_What you are asked to do_.
Pictures aside, quote the whole listing exactly.

begin Data lines

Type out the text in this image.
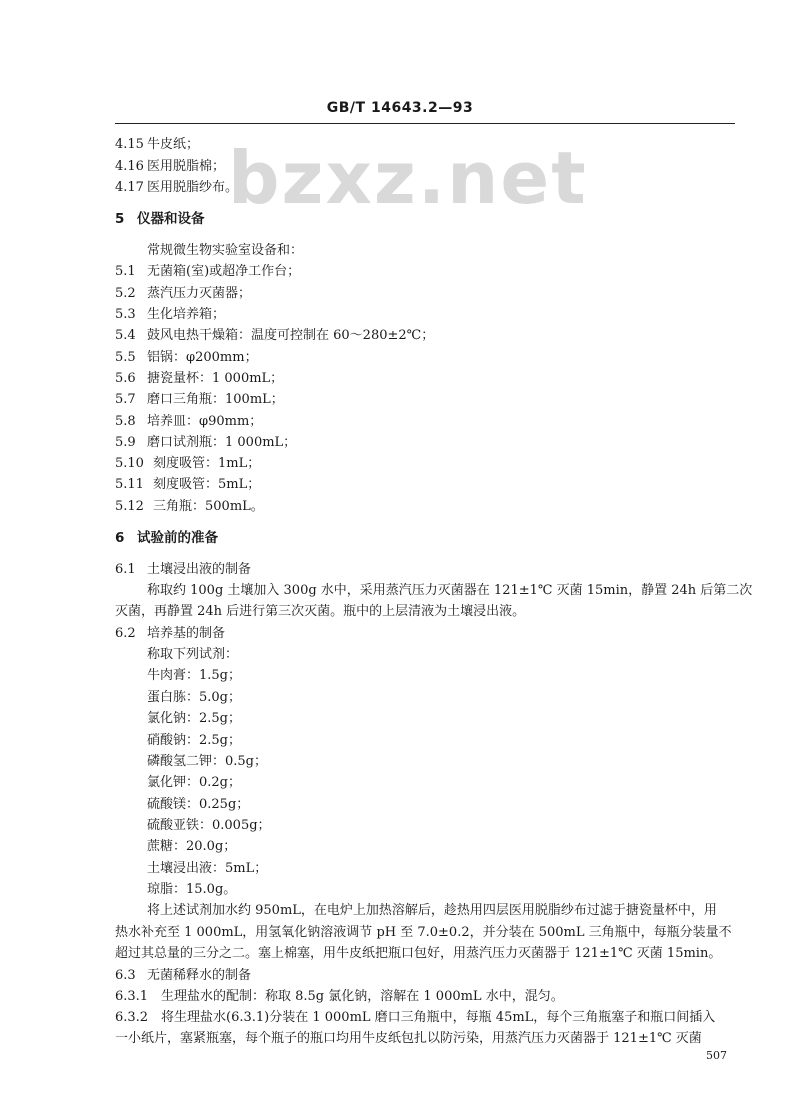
GB/T 14643.2—93
bzxz.net
4.15 牛皮纸；
4.16 医用脱脂棉；
4.17 医用脱脂纱布。
5 仪器和设备
常规微生物实验室设备和：
5.1 无菌箱(室)或超净工作台；
5.2 蒸汽压力灭菌器；
5.3 生化培养箱；
5.4 鼓风电热干燥箱：温度可控制在 60～280±2℃；
5.5 铝锅：φ200mm；
5.6 搪瓷量杯：1 000mL；
5.7 磨口三角瓶：100mL；
5.8 培养皿：φ90mm；
5.9 磨口试剂瓶：1 000mL；
5.10 刻度吸管：1mL；
5.11 刻度吸管：5mL；
5.12 三角瓶：500mL。
6 试验前的准备
6.1 土壤浸出液的制备
称取约 100g 土壤加入 300g 水中，采用蒸汽压力灭菌器在 121±1℃ 灭菌 15min，静置 24h 后第二次
灭菌，再静置 24h 后进行第三次灭菌。瓶中的上层清液为土壤浸出液。
6.2 培养基的制备
称取下列试剂：
牛肉膏：1.5g；
蛋白胨：5.0g；
氯化钠：2.5g；
硝酸钠：2.5g；
磷酸氢二钾：0.5g；
氯化钾：0.2g；
硫酸镁：0.25g；
硫酸亚铁：0.005g；
蔗糖：20.0g；
土壤浸出液：5mL；
琼脂：15.0g。
将上述试剂加水约 950mL，在电炉上加热溶解后，趁热用四层医用脱脂纱布过滤于搪瓷量杯中，用
热水补充至 1 000mL，用氢氧化钠溶液调节 pH 至 7.0±0.2，并分装在 500mL 三角瓶中，每瓶分装量不
超过其总量的三分之二。塞上棉塞，用牛皮纸把瓶口包好，用蒸汽压力灭菌器于 121±1℃ 灭菌 15min。
6.3 无菌稀释水的制备
6.3.1 生理盐水的配制：称取 8.5g 氯化钠，溶解在 1 000mL 水中，混匀。
6.3.2 将生理盐水(6.3.1)分装在 1 000mL 磨口三角瓶中，每瓶 45mL，每个三角瓶塞子和瓶口间插入
一小纸片，塞紧瓶塞，每个瓶子的瓶口均用牛皮纸包扎以防污染，用蒸汽压力灭菌器于 121±1℃ 灭菌
507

end Data lines

_Exercise answer_.
Type out the text in this image.
GB/T 14643.2—93
bzxz.net
4.15 牛皮纸；
4.16 医用脱脂棉；
4.17 医用脱脂纱布。
5 仪器和设备
常规微生物实验室设备和：
5.1 无菌箱(室)或超净工作台；
5.2 蒸汽压力灭菌器；
5.3 生化培养箱；
5.4 鼓风电热干燥箱：温度可控制在 60～280±2℃；
5.5 铝锅：φ200mm；
5.6 搪瓷量杯：1 000mL；
5.7 磨口三角瓶：100mL；
5.8 培养皿：φ90mm；
5.9 磨口试剂瓶：1 000mL；
5.10 刻度吸管：1mL；
5.11 刻度吸管：5mL；
5.12 三角瓶：500mL。
6 试验前的准备
6.1 土壤浸出液的制备
称取约 100g 土壤加入 300g 水中，采用蒸汽压力灭菌器在 121±1℃ 灭菌 15min，静置 24h 后第二次
灭菌，再静置 24h 后进行第三次灭菌。瓶中的上层清液为土壤浸出液。
6.2 培养基的制备
称取下列试剂：
牛肉膏：1.5g；
蛋白胨：5.0g；
氯化钠：2.5g；
硝酸钠：2.5g；
磷酸氢二钾：0.5g；
氯化钾：0.2g；
硫酸镁：0.25g；
硫酸亚铁：0.005g；
蔗糖：20.0g；
土壤浸出液：5mL；
琼脂：15.0g。
将上述试剂加水约 950mL，在电炉上加热溶解后，趁热用四层医用脱脂纱布过滤于搪瓷量杯中，用
热水补充至 1 000mL，用氢氧化钠溶液调节 pH 至 7.0±0.2，并分装在 500mL 三角瓶中，每瓶分装量不
超过其总量的三分之二。塞上棉塞，用牛皮纸把瓶口包好，用蒸汽压力灭菌器于 121±1℃ 灭菌 15min。
6.3 无菌稀释水的制备
6.3.1 生理盐水的配制：称取 8.5g 氯化钠，溶解在 1 000mL 水中，混匀。
6.3.2 将生理盐水(6.3.1)分装在 1 000mL 磨口三角瓶中，每瓶 45mL，每个三角瓶塞子和瓶口间插入
一小纸片，塞紧瓶塞，每个瓶子的瓶口均用牛皮纸包扎以防污染，用蒸汽压力灭菌器于 121±1℃ 灭菌
507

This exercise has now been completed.